■ **WRITTEN PROBLEM**:
What follows is a set of records; restate each one word for word and drop the pictures.

....

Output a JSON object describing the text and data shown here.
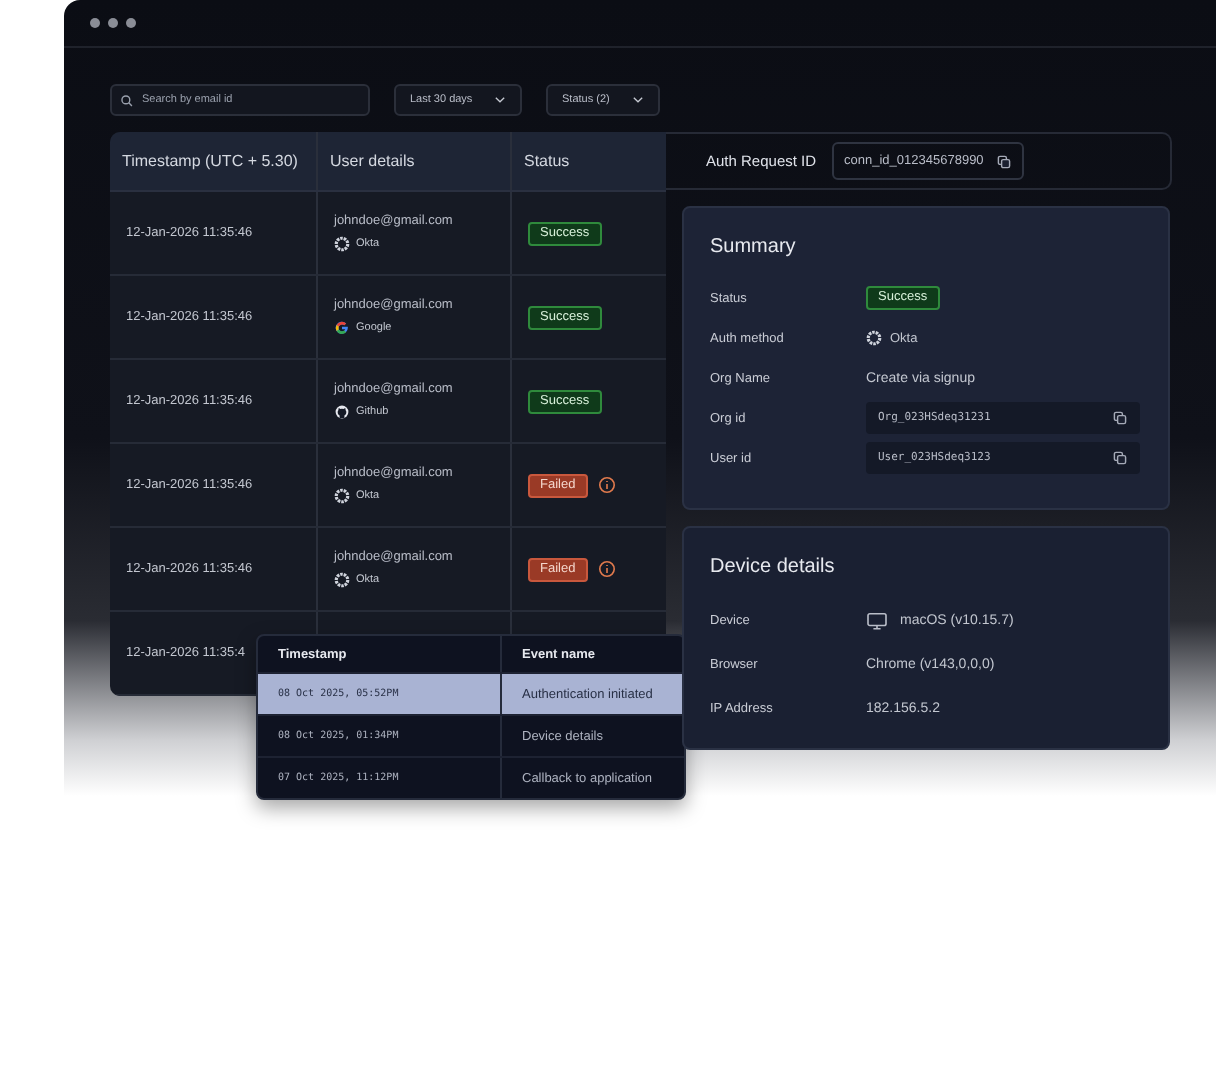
{
  "filters": {
    "search": {
      "placeholder": "Search by email id"
    },
    "dropdowns": [
      "Last 30 days",
      "Status (2)"
    ]
  },
  "table": {
    "columns": [
      "Timestamp (UTC + 5.30)",
      "User details",
      "Status"
    ],
    "rows": [
      {
        "timestamp": "12-Jan-2026 11:35:46",
        "email": "johndoe@gmail.com",
        "provider": {
          "kind": "okta",
          "name": "Okta"
        },
        "status": {
          "kind": "success",
          "label": "Success"
        }
      },
      {
        "timestamp": "12-Jan-2026 11:35:46",
        "email": "johndoe@gmail.com",
        "provider": {
          "kind": "google",
          "name": "Google"
        },
        "status": {
          "kind": "success",
          "label": "Success"
        }
      },
      {
        "timestamp": "12-Jan-2026 11:35:46",
        "email": "johndoe@gmail.com",
        "provider": {
          "kind": "github",
          "name": "Github"
        },
        "status": {
          "kind": "success",
          "label": "Success"
        }
      },
      {
        "timestamp": "12-Jan-2026 11:35:46",
        "email": "johndoe@gmail.com",
        "provider": {
          "kind": "okta",
          "name": "Okta"
        },
        "status": {
          "kind": "failed",
          "label": "Failed"
        }
      },
      {
        "timestamp": "12-Jan-2026 11:35:46",
        "email": "johndoe@gmail.com",
        "provider": {
          "kind": "okta",
          "name": "Okta"
        },
        "status": {
          "kind": "failed",
          "label": "Failed"
        }
      },
      {
        "timestamp": "12-Jan-2026 11:35:4"
      }
    ]
  },
  "auth_request": {
    "label": "Auth Request ID",
    "value": "conn_id_012345678990"
  },
  "summary": {
    "title": "Summary",
    "fields": [
      {
        "label": "Status",
        "kind": "badge",
        "value": "Success"
      },
      {
        "label": "Auth method",
        "kind": "okta",
        "value": "Okta"
      },
      {
        "label": "Org Name",
        "kind": "text",
        "value": "Create via signup"
      },
      {
        "label": "Org id",
        "kind": "code",
        "value": "Org_023HSdeq31231"
      },
      {
        "label": "User id",
        "kind": "code",
        "value": "User_023HSdeq3123"
      }
    ]
  },
  "device": {
    "title": "Device details",
    "fields": [
      {
        "label": "Device",
        "kind": "monitor",
        "value": "macOS (v10.15.7)"
      },
      {
        "label": "Browser",
        "kind": "text",
        "value": "Chrome (v143,0,0,0)"
      },
      {
        "label": "IP Address",
        "kind": "text",
        "value": "182.156.5.2"
      }
    ]
  },
  "events": {
    "columns": [
      "Timestamp",
      "Event name"
    ],
    "rows": [
      {
        "timestamp": "08 Oct 2025, 05:52PM",
        "name": "Authentication initiated",
        "selected": true
      },
      {
        "timestamp": "08 Oct 2025, 01:34PM",
        "name": "Device details",
        "selected": false
      },
      {
        "timestamp": "07 Oct 2025, 11:12PM",
        "name": "Callback to application",
        "selected": false
      }
    ]
  }
}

....

■ **SOLUTION TO THE EXERCISE**:
Output a JSON object describing the text and data shown here.
{
  "filters": {
    "search": {
      "placeholder": "Search by email id"
    },
    "dropdowns": [
      "Last 30 days",
      "Status (2)"
    ]
  },
  "table": {
    "columns": [
      "Timestamp (UTC + 5.30)",
      "User details",
      "Status"
    ],
    "rows": [
      {
        "timestamp": "12-Jan-2026 11:35:46",
        "email": "johndoe@gmail.com",
        "provider": {
          "kind": "okta",
          "name": "Okta"
        },
        "status": {
          "kind": "success",
          "label": "Success"
        }
      },
      {
        "timestamp": "12-Jan-2026 11:35:46",
        "email": "johndoe@gmail.com",
        "provider": {
          "kind": "google",
          "name": "Google"
        },
        "status": {
          "kind": "success",
          "label": "Success"
        }
      },
      {
        "timestamp": "12-Jan-2026 11:35:46",
        "email": "johndoe@gmail.com",
        "provider": {
          "kind": "github",
          "name": "Github"
        },
        "status": {
          "kind": "success",
          "label": "Success"
        }
      },
      {
        "timestamp": "12-Jan-2026 11:35:46",
        "email": "johndoe@gmail.com",
        "provider": {
          "kind": "okta",
          "name": "Okta"
        },
        "status": {
          "kind": "failed",
          "label": "Failed"
        }
      },
      {
        "timestamp": "12-Jan-2026 11:35:46",
        "email": "johndoe@gmail.com",
        "provider": {
          "kind": "okta",
          "name": "Okta"
        },
        "status": {
          "kind": "failed",
          "label": "Failed"
        }
      },
      {
        "timestamp": "12-Jan-2026 11:35:4"
      }
    ]
  },
  "auth_request": {
    "label": "Auth Request ID",
    "value": "conn_id_012345678990"
  },
  "summary": {
    "title": "Summary",
    "fields": [
      {
        "label": "Status",
        "kind": "badge",
        "value": "Success"
      },
      {
        "label": "Auth method",
        "kind": "okta",
        "value": "Okta"
      },
      {
        "label": "Org Name",
        "kind": "text",
        "value": "Create via signup"
      },
      {
        "label": "Org id",
        "kind": "code",
        "value": "Org_023HSdeq31231"
      },
      {
        "label": "User id",
        "kind": "code",
        "value": "User_023HSdeq3123"
      }
    ]
  },
  "device": {
    "title": "Device details",
    "fields": [
      {
        "label": "Device",
        "kind": "monitor",
        "value": "macOS (v10.15.7)"
      },
      {
        "label": "Browser",
        "kind": "text",
        "value": "Chrome (v143,0,0,0)"
      },
      {
        "label": "IP Address",
        "kind": "text",
        "value": "182.156.5.2"
      }
    ]
  },
  "events": {
    "columns": [
      "Timestamp",
      "Event name"
    ],
    "rows": [
      {
        "timestamp": "08 Oct 2025, 05:52PM",
        "name": "Authentication initiated",
        "selected": true
      },
      {
        "timestamp": "08 Oct 2025, 01:34PM",
        "name": "Device details",
        "selected": false
      },
      {
        "timestamp": "07 Oct 2025, 11:12PM",
        "name": "Callback to application",
        "selected": false
      }
    ]
  }
}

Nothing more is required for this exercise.